_OBJECTIVE_. In the data below, find each line containing the string "探究活动等形式" and return it.

BEGIN STORED RECORDS

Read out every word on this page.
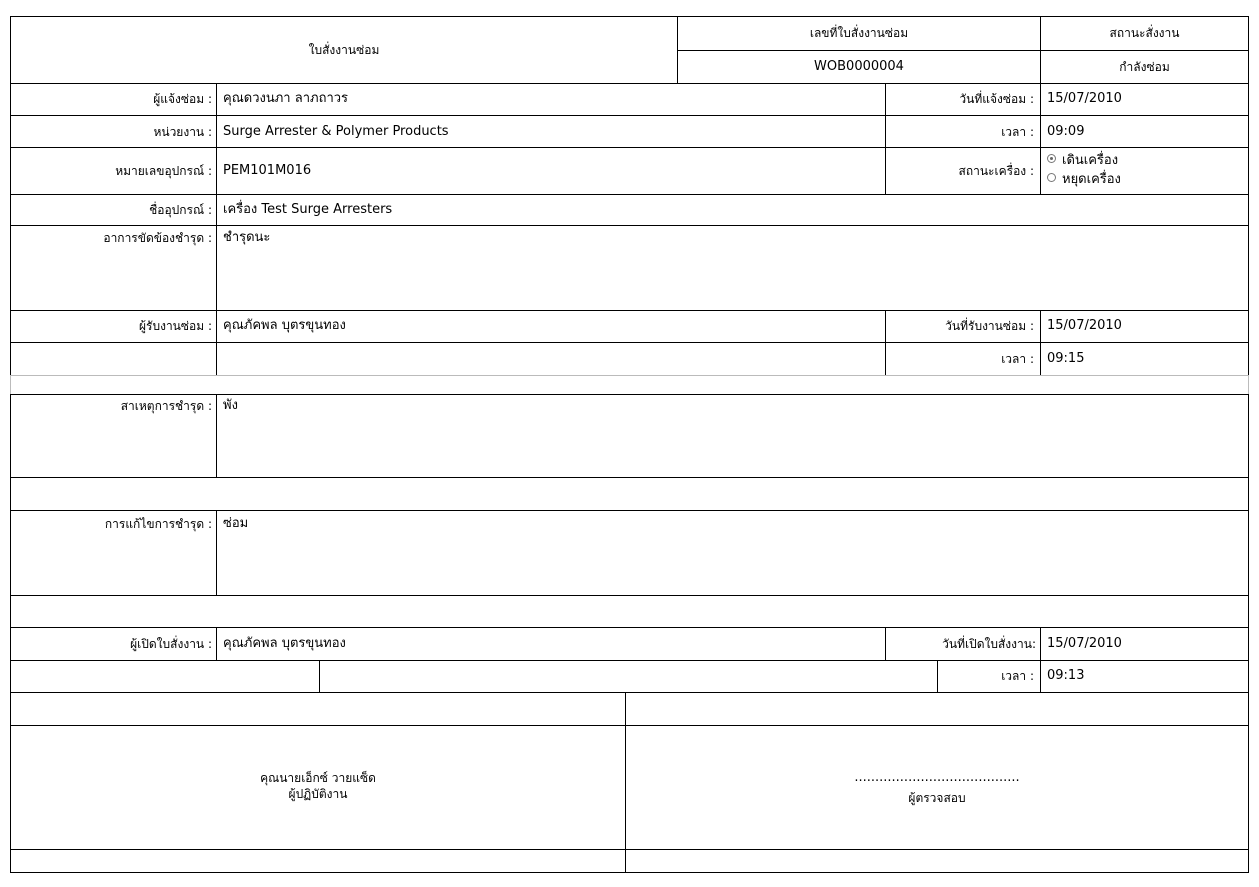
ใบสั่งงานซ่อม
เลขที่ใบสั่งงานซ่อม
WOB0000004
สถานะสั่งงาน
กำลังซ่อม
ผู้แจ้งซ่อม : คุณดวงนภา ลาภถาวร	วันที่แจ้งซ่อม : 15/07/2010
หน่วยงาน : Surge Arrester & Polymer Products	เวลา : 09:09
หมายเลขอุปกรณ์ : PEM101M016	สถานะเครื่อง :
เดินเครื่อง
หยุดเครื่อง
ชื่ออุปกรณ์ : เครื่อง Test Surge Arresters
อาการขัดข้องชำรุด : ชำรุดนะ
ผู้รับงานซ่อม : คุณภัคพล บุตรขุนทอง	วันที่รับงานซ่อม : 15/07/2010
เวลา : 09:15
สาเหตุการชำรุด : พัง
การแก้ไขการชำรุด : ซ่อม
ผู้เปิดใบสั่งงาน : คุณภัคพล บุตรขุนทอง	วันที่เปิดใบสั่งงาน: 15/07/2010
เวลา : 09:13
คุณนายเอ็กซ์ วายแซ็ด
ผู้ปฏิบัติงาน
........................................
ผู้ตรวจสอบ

END STORED RECORDS
BEGIN STORED RECORDS

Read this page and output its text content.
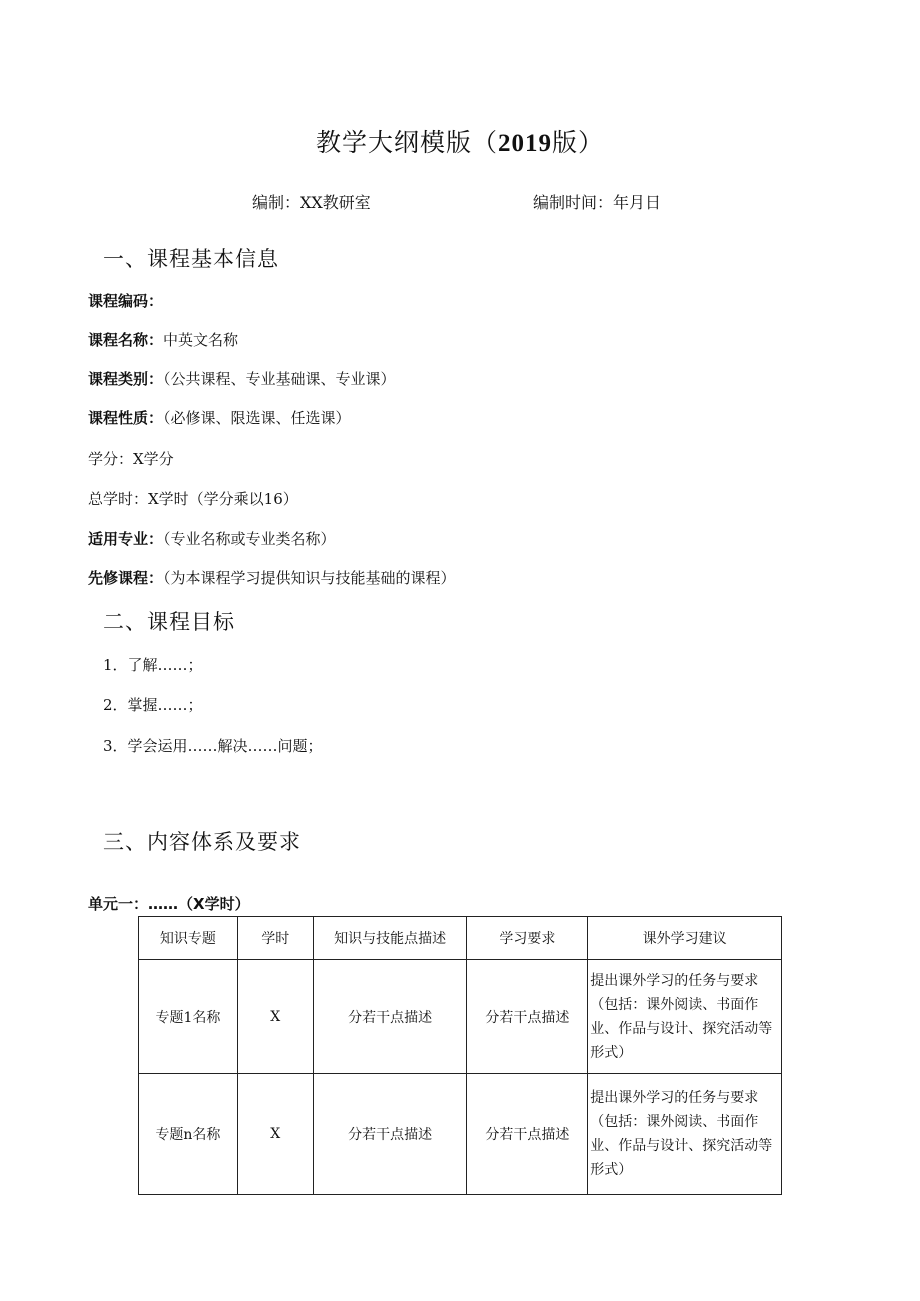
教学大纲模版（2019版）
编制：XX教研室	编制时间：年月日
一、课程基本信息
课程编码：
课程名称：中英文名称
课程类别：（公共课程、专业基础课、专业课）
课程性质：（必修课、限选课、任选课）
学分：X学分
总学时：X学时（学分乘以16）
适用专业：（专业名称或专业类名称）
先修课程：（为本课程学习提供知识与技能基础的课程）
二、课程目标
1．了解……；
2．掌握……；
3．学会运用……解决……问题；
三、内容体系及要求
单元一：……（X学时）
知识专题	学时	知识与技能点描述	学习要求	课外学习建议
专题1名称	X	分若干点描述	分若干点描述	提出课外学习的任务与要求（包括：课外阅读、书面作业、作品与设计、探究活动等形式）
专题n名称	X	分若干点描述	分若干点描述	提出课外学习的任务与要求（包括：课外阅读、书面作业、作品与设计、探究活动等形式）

END STORED RECORDS
BEGIN STORED RECORDS

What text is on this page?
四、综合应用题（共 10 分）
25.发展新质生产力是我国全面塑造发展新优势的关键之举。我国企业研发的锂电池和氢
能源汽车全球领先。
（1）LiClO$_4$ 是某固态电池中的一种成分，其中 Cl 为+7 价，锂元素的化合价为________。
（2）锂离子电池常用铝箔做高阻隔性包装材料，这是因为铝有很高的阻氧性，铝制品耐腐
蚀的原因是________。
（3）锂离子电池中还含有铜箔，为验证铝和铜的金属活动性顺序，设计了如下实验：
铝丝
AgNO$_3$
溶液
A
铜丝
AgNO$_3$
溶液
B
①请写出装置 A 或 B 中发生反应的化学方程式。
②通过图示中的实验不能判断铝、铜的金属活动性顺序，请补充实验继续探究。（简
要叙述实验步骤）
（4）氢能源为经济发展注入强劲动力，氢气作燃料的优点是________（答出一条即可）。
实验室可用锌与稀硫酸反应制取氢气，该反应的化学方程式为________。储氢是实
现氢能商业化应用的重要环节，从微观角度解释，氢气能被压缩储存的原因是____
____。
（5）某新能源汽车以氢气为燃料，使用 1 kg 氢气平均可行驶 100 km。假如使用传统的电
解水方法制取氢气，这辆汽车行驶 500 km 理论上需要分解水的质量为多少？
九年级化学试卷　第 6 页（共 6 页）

END STORED RECORDS

_TASK RESPONSE_.
专题1名称	X	分若干点描述	分若干点描述	提出课外学习的任务与要求（包括：课外阅读、书面作业、作品与设计、探究活动等形式）
专题n名称	X	分若干点描述	分若干点描述	提出课外学习的任务与要求（包括：课外阅读、书面作业、作品与设计、探究活动等形式）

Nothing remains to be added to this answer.